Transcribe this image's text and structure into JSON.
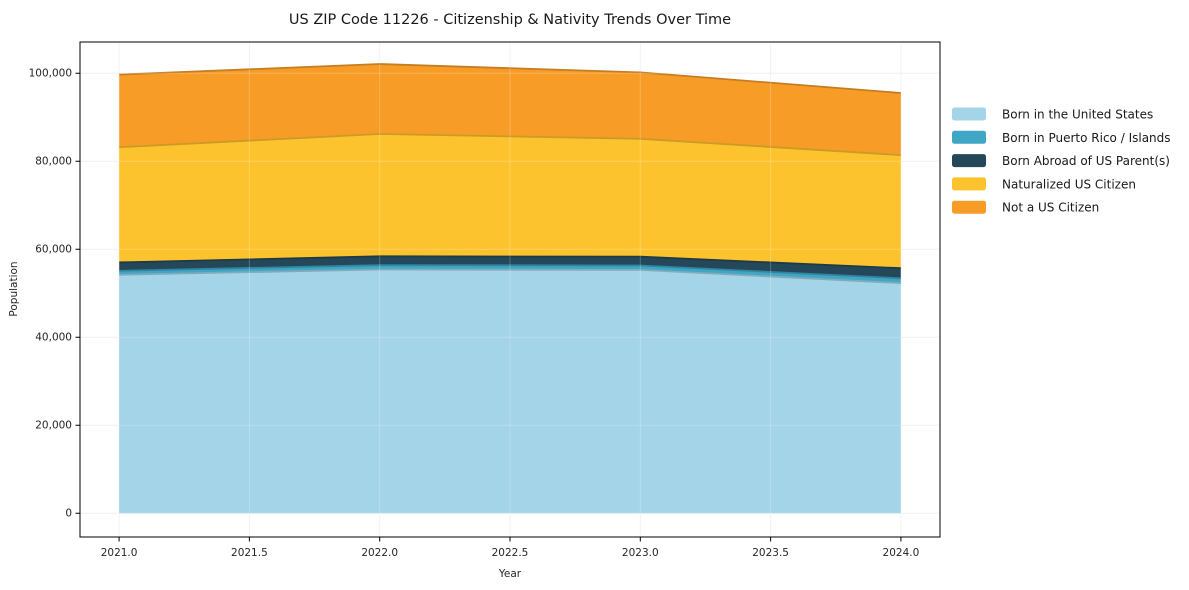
{
  "title": "US ZIP Code 11226 - Citizenship & Nativity Trends Over Time",
  "chart_data": {
    "type": "area",
    "stacked": true,
    "title": "US ZIP Code 11226 - Citizenship & Nativity Trends Over Time",
    "xlabel": "Year",
    "ylabel": "Population",
    "x": [
      2021,
      2022,
      2023,
      2024
    ],
    "series": [
      {
        "name": "Born in the United States",
        "color": "#A4D4E8",
        "values": [
          54200,
          55400,
          55300,
          52300
        ]
      },
      {
        "name": "Born in Puerto Rico / Islands",
        "color": "#3FA6C6",
        "values": [
          900,
          1000,
          1000,
          1100
        ]
      },
      {
        "name": "Born Abroad of US Parent(s)",
        "color": "#24485A",
        "values": [
          1900,
          2000,
          2000,
          2300
        ]
      },
      {
        "name": "Naturalized US Citizen",
        "color": "#FDC32E",
        "values": [
          26200,
          27800,
          26800,
          25700
        ]
      },
      {
        "name": "Not a US Citizen",
        "color": "#F89C28",
        "values": [
          16500,
          15900,
          15100,
          14100
        ]
      }
    ],
    "totals": [
      99700,
      102100,
      100200,
      95500
    ],
    "x_ticks": [
      2021.0,
      2021.5,
      2022.0,
      2022.5,
      2023.0,
      2023.5,
      2024.0
    ],
    "y_ticks": [
      0,
      20000,
      40000,
      60000,
      80000,
      100000
    ],
    "xlim": [
      2020.85,
      2024.15
    ],
    "ylim": [
      -5400,
      107100
    ],
    "grid": true,
    "legend_position": "right-outside",
    "axis_color": "#000000",
    "grid_color": "#e3e3e6",
    "background_color": "#ffffff"
  }
}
=-=-=
» **Do this**
Give the count of lines containing "name", with no added text.

» **Answer for the task**
5